**Task directions:**
Can the data below be set down again exactly, line for line?

------ Task input ------

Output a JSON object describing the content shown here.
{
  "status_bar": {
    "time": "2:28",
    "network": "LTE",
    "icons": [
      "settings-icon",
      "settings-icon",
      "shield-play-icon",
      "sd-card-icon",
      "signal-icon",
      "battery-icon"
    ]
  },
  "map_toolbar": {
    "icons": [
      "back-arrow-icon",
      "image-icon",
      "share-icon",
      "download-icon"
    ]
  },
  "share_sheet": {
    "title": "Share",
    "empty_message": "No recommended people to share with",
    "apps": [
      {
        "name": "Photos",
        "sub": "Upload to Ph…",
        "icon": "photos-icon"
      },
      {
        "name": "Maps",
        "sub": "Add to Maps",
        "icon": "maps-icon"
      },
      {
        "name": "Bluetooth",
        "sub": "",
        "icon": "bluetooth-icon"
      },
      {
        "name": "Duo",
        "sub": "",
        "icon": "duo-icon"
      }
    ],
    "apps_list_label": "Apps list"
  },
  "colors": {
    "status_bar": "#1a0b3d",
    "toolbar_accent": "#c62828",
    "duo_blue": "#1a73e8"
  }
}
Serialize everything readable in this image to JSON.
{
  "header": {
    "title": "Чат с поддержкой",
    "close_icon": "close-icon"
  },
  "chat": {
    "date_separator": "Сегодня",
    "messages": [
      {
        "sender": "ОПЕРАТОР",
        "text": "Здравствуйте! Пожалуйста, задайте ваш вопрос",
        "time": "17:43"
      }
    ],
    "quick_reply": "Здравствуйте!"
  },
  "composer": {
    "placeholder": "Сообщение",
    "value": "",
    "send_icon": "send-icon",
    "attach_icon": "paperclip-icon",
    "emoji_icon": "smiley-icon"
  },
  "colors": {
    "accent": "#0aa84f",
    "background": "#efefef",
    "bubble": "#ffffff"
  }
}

------

**Final result:**
Output a JSON object describing the content shown here.
{
  "status_bar": {
    "time": "2:28",
    "network": "LTE",
    "icons": [
      "settings-icon",
      "settings-icon",
      "shield-play-icon",
      "sd-card-icon",
      "signal-icon",
      "battery-icon"
    ]
  },
  "map_toolbar": {
    "icons": [
      "back-arrow-icon",
      "image-icon",
      "share-icon",
      "download-icon"
    ]
  },
  "share_sheet": {
    "title": "Share",
    "empty_message": "No recommended people to share with",
    "apps": [
      {
        "name": "Photos",
        "sub": "Upload to Ph…",
        "icon": "photos-icon"
      },
      {
        "name": "Maps",
        "sub": "Add to Maps",
        "icon": "maps-icon"
      },
      {
        "name": "Bluetooth",
        "sub": "",
        "icon": "bluetooth-icon"
      },
      {
        "name": "Duo",
        "sub": "",
        "icon": "duo-icon"
      }
    ],
    "apps_list_label": "Apps list"
  },
  "colors": {
    "status_bar": "#1a0b3d",
    "toolbar_accent": "#c62828",
    "duo_blue": "#1a73e8"
  }
}
Serialize everything readable in this image to JSON.
{
  "header": {
    "title": "Чат с поддержкой",
    "close_icon": "close-icon"
  },
  "chat": {
    "date_separator": "Сегодня",
    "messages": [
      {
        "sender": "ОПЕРАТОР",
        "text": "Здравствуйте! Пожалуйста, задайте ваш вопрос",
        "time": "17:43"
      }
    ],
    "quick_reply": "Здравствуйте!"
  },
  "composer": {
    "placeholder": "Сообщение",
    "value": "",
    "send_icon": "send-icon",
    "attach_icon": "paperclip-icon",
    "emoji_icon": "smiley-icon"
  },
  "colors": {
    "accent": "#0aa84f",
    "background": "#efefef",
    "bubble": "#ffffff"
  }
}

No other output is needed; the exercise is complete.